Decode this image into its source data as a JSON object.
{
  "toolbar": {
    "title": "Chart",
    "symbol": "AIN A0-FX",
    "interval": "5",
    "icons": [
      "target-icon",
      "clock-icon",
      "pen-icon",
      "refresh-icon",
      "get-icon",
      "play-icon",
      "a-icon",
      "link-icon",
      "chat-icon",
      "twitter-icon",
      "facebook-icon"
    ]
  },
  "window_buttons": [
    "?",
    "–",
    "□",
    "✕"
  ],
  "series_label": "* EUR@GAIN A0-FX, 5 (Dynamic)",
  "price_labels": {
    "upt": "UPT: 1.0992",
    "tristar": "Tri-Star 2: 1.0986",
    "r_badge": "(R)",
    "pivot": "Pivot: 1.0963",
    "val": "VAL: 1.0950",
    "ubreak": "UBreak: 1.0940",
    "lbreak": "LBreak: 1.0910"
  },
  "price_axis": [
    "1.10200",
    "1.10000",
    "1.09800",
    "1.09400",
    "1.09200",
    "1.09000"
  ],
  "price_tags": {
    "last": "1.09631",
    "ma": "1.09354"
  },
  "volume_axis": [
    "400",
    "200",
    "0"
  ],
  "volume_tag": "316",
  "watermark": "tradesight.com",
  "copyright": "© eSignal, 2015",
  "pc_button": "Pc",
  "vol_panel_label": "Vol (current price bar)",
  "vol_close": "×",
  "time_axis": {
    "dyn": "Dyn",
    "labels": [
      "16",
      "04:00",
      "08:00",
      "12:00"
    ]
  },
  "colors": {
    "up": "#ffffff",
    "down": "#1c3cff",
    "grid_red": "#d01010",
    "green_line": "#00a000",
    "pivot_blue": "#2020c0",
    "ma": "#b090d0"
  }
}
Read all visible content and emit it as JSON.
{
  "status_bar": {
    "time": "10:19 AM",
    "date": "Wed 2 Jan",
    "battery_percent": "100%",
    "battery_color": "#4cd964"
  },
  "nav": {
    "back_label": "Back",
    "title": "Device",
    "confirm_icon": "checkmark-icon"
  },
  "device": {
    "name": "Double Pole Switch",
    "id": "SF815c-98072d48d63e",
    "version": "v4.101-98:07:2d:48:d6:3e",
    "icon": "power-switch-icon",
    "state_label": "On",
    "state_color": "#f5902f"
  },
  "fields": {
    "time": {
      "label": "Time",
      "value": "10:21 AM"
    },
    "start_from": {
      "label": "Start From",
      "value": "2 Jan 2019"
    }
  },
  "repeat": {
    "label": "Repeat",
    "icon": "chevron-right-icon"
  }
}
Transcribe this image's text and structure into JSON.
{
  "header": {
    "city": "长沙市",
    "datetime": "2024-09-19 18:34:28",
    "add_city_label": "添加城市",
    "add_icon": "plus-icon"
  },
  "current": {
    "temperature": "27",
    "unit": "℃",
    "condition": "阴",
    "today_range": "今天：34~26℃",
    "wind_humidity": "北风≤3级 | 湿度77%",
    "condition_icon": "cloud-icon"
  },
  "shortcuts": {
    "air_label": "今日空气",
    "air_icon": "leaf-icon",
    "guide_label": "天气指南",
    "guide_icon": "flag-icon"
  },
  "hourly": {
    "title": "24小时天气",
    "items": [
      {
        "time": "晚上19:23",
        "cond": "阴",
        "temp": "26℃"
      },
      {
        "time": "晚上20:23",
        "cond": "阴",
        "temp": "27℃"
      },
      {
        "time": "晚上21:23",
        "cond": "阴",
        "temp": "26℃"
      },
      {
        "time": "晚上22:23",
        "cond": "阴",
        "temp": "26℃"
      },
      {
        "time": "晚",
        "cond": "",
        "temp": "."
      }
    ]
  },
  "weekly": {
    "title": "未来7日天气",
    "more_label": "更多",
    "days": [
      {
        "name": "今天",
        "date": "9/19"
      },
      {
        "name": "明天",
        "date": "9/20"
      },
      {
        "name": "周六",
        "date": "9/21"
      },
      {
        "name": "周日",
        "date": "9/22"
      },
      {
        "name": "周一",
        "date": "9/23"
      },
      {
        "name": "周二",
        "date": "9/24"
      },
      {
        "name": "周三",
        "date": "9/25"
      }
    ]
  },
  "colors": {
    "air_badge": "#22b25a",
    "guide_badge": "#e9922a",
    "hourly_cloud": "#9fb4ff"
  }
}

_ _ _ _

Tally the lines in these entries that have the string "this" in them, then answer with the count and nothing else.

2